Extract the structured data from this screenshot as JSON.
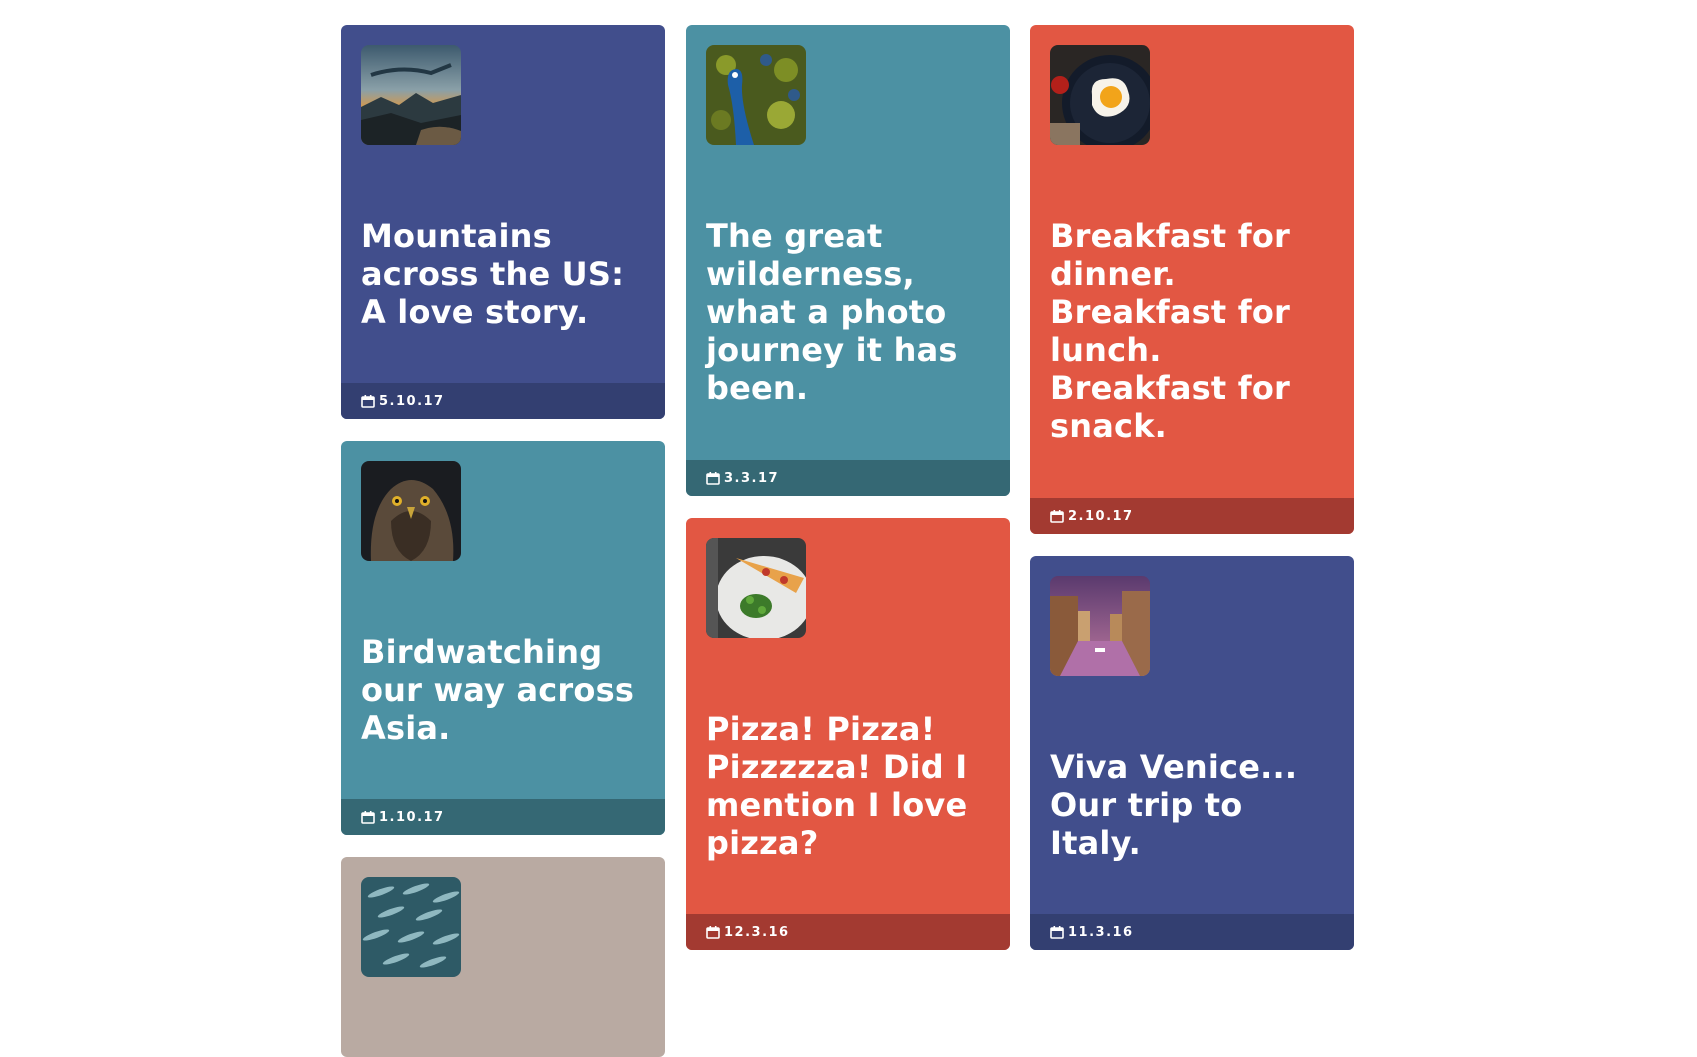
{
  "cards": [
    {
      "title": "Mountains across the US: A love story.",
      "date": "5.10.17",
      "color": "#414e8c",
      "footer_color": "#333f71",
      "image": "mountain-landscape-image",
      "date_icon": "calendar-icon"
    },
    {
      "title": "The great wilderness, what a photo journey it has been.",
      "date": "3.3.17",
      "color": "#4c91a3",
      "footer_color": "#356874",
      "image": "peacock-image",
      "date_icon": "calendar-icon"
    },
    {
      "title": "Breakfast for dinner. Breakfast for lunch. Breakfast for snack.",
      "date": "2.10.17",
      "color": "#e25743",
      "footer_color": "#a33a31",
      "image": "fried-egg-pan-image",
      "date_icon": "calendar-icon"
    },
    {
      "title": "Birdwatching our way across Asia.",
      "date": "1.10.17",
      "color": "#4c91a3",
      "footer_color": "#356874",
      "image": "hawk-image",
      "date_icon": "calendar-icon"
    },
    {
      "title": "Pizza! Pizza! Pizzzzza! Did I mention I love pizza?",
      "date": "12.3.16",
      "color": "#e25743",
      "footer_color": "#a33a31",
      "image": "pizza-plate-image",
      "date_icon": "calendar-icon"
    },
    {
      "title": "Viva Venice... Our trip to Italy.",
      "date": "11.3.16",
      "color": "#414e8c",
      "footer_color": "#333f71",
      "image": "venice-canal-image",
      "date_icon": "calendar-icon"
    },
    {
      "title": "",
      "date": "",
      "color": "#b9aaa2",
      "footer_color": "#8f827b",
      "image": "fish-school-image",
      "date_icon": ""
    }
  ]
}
****************
In how many lines does the word "pizza" appear? Respond with the number alone.

2